— BEGIN —

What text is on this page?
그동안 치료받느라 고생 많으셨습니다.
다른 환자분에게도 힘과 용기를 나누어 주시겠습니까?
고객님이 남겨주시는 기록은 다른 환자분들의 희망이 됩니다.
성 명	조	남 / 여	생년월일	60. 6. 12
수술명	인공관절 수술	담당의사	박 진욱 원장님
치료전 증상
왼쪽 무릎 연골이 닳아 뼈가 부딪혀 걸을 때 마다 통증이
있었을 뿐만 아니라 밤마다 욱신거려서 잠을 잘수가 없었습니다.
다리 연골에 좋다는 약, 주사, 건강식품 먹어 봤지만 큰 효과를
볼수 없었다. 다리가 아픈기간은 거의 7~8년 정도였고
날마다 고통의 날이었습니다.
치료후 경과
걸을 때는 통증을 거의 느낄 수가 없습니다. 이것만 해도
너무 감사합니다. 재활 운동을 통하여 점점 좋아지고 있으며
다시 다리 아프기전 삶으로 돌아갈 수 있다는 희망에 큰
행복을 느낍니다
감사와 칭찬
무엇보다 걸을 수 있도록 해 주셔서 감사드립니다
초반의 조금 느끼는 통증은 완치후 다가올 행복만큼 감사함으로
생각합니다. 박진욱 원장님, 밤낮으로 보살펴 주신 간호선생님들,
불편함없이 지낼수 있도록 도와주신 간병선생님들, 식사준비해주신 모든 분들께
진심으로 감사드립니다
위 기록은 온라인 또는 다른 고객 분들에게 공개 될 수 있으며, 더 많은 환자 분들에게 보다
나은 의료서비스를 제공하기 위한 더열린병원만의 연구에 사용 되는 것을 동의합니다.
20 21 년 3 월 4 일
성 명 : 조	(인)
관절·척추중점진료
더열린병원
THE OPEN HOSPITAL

— END —

OBJECTIVE
Copy every record exactly as presented.

ANSWER TO THIS PROBLEM
What text is on this page?
그동안 치료받느라 고생 많으셨습니다.
다른 환자분에게도 힘과 용기를 나누어 주시겠습니까?
고객님이 남겨주시는 기록은 다른 환자분들의 희망이 됩니다.
성 명	조	남 / 여	생년월일	60. 6. 12
수술명	인공관절 수술	담당의사	박 진욱 원장님
치료전 증상
왼쪽 무릎 연골이 닳아 뼈가 부딪혀 걸을 때 마다 통증이
있었을 뿐만 아니라 밤마다 욱신거려서 잠을 잘수가 없었습니다.
다리 연골에 좋다는 약, 주사, 건강식품 먹어 봤지만 큰 효과를
볼수 없었다. 다리가 아픈기간은 거의 7~8년 정도였고
날마다 고통의 날이었습니다.
치료후 경과
걸을 때는 통증을 거의 느낄 수가 없습니다. 이것만 해도
너무 감사합니다. 재활 운동을 통하여 점점 좋아지고 있으며
다시 다리 아프기전 삶으로 돌아갈 수 있다는 희망에 큰
행복을 느낍니다
감사와 칭찬
무엇보다 걸을 수 있도록 해 주셔서 감사드립니다
초반의 조금 느끼는 통증은 완치후 다가올 행복만큼 감사함으로
생각합니다. 박진욱 원장님, 밤낮으로 보살펴 주신 간호선생님들,
불편함없이 지낼수 있도록 도와주신 간병선생님들, 식사준비해주신 모든 분들께
진심으로 감사드립니다
위 기록은 온라인 또는 다른 고객 분들에게 공개 될 수 있으며, 더 많은 환자 분들에게 보다
나은 의료서비스를 제공하기 위한 더열린병원만의 연구에 사용 되는 것을 동의합니다.
20 21 년 3 월 4 일
성 명 : 조	(인)
관절·척추중점진료
더열린병원
THE OPEN HOSPITAL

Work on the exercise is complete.